= Excerpted data =

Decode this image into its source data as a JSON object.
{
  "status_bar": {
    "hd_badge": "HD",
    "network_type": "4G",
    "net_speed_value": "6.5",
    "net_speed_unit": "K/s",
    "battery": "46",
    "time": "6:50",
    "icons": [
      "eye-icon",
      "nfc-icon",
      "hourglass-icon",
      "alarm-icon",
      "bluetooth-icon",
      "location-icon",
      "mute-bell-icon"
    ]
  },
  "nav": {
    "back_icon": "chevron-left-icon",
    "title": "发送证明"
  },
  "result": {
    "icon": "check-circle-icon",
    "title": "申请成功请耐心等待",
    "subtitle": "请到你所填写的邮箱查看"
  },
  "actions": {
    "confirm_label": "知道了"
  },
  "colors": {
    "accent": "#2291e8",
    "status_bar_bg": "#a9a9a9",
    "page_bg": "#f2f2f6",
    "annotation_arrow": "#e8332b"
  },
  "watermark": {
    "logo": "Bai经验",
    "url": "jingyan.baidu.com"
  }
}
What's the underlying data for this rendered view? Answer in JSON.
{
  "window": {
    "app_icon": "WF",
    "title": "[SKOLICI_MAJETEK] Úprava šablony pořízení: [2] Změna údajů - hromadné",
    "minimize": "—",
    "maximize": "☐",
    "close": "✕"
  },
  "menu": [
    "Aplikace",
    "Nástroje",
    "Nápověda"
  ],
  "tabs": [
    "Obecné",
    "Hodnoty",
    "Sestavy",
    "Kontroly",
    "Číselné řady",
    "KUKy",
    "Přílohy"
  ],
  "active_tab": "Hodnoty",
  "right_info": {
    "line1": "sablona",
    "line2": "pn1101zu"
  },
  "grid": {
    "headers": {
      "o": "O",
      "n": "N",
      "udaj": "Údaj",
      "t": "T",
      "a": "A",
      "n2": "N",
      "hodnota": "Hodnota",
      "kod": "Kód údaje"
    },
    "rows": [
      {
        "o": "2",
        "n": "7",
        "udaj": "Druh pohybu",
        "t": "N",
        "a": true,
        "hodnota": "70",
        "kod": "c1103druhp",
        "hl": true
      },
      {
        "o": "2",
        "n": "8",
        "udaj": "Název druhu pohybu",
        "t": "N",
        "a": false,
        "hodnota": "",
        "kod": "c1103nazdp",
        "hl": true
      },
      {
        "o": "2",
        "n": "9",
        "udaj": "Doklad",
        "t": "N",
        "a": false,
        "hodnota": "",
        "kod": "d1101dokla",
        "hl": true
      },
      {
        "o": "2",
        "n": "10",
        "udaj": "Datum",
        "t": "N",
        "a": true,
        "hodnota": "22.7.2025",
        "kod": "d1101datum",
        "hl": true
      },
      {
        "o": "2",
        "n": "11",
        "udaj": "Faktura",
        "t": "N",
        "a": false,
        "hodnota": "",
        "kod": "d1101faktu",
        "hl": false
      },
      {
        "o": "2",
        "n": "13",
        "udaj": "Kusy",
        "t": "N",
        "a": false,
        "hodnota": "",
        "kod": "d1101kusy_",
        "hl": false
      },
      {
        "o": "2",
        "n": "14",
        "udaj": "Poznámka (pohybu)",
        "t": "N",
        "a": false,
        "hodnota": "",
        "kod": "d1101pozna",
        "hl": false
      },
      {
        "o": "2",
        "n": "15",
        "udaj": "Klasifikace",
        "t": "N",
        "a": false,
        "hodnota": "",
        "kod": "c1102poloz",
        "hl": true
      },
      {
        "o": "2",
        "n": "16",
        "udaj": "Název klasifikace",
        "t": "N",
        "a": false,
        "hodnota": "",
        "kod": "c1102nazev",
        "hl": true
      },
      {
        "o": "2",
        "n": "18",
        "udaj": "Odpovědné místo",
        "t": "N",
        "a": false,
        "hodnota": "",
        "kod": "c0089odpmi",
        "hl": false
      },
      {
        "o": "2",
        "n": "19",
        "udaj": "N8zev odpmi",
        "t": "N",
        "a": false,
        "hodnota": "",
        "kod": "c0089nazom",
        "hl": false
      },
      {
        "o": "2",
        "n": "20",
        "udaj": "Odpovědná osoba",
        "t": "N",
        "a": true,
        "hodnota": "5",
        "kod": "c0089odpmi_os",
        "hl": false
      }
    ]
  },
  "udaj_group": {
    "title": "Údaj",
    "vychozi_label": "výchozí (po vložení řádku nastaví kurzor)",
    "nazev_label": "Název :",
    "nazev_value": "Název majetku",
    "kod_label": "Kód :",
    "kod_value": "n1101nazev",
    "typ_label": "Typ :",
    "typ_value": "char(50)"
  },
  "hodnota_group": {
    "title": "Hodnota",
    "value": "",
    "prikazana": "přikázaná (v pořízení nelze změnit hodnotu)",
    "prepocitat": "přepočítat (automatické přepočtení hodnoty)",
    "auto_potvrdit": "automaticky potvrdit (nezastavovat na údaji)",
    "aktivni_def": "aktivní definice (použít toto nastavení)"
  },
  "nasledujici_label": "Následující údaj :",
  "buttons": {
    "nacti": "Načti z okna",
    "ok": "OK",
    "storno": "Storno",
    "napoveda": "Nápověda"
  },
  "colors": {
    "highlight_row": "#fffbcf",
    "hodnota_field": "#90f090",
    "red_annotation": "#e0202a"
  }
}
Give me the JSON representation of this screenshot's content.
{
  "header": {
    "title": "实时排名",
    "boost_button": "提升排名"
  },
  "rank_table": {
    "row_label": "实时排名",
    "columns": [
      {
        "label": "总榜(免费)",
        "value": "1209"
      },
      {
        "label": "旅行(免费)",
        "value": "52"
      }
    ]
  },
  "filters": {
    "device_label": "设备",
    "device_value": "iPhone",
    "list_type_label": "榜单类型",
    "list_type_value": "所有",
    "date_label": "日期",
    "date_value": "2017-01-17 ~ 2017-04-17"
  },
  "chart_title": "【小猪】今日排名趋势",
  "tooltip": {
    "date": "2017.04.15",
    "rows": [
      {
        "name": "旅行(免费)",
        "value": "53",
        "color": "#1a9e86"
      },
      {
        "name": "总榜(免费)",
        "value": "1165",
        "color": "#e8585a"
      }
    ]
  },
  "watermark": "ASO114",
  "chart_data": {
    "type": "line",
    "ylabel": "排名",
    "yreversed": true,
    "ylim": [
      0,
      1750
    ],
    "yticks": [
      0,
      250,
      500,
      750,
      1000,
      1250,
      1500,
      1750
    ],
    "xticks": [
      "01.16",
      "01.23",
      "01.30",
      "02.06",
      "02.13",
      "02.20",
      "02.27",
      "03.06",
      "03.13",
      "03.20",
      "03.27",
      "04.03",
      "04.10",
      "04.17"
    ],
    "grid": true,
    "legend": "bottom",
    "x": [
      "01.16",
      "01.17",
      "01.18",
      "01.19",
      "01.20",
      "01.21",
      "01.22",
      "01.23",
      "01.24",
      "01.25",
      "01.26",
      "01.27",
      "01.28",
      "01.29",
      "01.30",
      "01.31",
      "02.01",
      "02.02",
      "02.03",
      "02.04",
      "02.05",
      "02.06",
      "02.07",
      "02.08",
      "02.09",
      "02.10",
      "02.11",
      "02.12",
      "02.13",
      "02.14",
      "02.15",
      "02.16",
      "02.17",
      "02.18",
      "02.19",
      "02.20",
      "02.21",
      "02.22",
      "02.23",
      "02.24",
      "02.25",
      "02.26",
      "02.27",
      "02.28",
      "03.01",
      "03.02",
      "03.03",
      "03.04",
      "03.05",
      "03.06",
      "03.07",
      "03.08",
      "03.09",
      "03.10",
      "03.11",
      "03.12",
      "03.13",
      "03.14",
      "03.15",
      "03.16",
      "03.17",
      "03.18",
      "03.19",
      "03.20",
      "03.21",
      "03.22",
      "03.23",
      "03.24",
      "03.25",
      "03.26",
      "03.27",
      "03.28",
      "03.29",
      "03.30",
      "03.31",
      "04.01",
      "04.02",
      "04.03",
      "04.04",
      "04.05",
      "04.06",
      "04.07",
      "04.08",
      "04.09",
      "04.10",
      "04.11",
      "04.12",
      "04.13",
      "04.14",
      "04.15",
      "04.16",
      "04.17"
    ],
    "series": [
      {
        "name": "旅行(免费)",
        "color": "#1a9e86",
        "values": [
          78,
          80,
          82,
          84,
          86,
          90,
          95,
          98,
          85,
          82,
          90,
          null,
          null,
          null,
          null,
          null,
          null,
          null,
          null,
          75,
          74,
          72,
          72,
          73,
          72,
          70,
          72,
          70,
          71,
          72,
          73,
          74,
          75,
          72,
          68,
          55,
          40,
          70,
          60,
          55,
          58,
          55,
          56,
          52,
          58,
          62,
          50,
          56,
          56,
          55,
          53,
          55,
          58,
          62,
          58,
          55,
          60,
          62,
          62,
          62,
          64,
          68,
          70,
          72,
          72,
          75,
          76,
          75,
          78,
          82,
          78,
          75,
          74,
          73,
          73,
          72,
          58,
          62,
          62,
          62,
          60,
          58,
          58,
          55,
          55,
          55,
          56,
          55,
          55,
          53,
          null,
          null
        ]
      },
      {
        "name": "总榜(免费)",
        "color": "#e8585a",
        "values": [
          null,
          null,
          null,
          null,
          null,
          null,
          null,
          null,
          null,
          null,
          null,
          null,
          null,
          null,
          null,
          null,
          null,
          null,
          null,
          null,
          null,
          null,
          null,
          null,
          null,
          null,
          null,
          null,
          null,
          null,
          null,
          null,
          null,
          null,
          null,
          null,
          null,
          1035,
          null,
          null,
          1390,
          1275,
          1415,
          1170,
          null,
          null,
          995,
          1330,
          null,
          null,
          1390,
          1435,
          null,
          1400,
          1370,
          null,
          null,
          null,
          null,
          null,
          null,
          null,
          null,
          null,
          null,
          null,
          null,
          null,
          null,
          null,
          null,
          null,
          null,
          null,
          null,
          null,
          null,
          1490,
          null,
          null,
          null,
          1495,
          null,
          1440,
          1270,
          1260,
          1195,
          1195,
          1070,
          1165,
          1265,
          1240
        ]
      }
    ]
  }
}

= Goal =
Within the listing above, copy each line that has the string "JSON".

= Exercise output =
Decode this image into its source data as a JSON object.
What's the underlying data for this rendered view? Answer in JSON.
Give me the JSON representation of this screenshot's content.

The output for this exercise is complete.